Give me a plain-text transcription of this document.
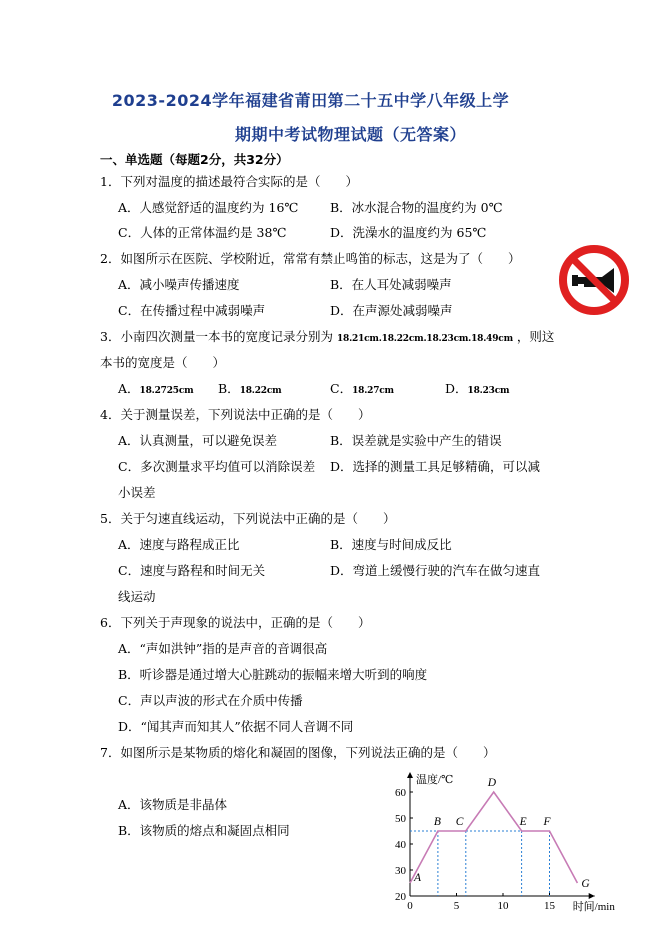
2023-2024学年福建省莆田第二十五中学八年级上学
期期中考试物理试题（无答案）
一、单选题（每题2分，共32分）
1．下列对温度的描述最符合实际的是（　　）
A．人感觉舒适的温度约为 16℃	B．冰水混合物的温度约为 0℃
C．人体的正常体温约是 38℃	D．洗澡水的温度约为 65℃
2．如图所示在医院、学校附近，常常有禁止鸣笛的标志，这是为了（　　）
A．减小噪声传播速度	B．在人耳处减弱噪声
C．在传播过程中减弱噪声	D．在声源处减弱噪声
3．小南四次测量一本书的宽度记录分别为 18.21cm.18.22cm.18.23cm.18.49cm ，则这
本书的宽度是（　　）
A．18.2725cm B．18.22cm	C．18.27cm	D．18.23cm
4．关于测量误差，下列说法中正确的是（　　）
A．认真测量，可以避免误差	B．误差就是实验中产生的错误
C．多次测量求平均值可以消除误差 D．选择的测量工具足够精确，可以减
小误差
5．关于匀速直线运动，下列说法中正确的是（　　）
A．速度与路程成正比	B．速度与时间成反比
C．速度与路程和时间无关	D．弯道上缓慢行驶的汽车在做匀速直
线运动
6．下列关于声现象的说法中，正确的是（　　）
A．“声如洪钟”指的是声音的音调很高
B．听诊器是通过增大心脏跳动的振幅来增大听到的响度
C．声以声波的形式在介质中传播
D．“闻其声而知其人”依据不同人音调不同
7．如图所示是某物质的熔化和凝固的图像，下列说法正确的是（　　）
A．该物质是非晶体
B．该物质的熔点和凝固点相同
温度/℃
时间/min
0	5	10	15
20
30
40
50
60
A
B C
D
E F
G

- - - - - - -

Task description: Pictures are excluded; output everything else in the data verbatim.

Task result:
Give me a plain-text transcription of this document.
2023-2024学年福建省莆田第二十五中学八年级上学
期期中考试物理试题（无答案）
一、单选题（每题2分，共32分）
1．下列对温度的描述最符合实际的是（　　）
A．人感觉舒适的温度约为 16℃	B．冰水混合物的温度约为 0℃
C．人体的正常体温约是 38℃	D．洗澡水的温度约为 65℃
2．如图所示在医院、学校附近，常常有禁止鸣笛的标志，这是为了（　　）
A．减小噪声传播速度	B．在人耳处减弱噪声
C．在传播过程中减弱噪声	D．在声源处减弱噪声
3．小南四次测量一本书的宽度记录分别为 18.21cm.18.22cm.18.23cm.18.49cm ，则这
本书的宽度是（　　）
A．18.2725cm B．18.22cm	C．18.27cm	D．18.23cm
4．关于测量误差，下列说法中正确的是（　　）
A．认真测量，可以避免误差	B．误差就是实验中产生的错误
C．多次测量求平均值可以消除误差 D．选择的测量工具足够精确，可以减
小误差
5．关于匀速直线运动，下列说法中正确的是（　　）
A．速度与路程成正比	B．速度与时间成反比
C．速度与路程和时间无关	D．弯道上缓慢行驶的汽车在做匀速直
线运动
6．下列关于声现象的说法中，正确的是（　　）
A．“声如洪钟”指的是声音的音调很高
B．听诊器是通过增大心脏跳动的振幅来增大听到的响度
C．声以声波的形式在介质中传播
D．“闻其声而知其人”依据不同人音调不同
7．如图所示是某物质的熔化和凝固的图像，下列说法正确的是（　　）
A．该物质是非晶体
B．该物质的熔点和凝固点相同
温度/℃
时间/min
0	5	10	15
20
30
40
50
60
A
B C
D
E F
G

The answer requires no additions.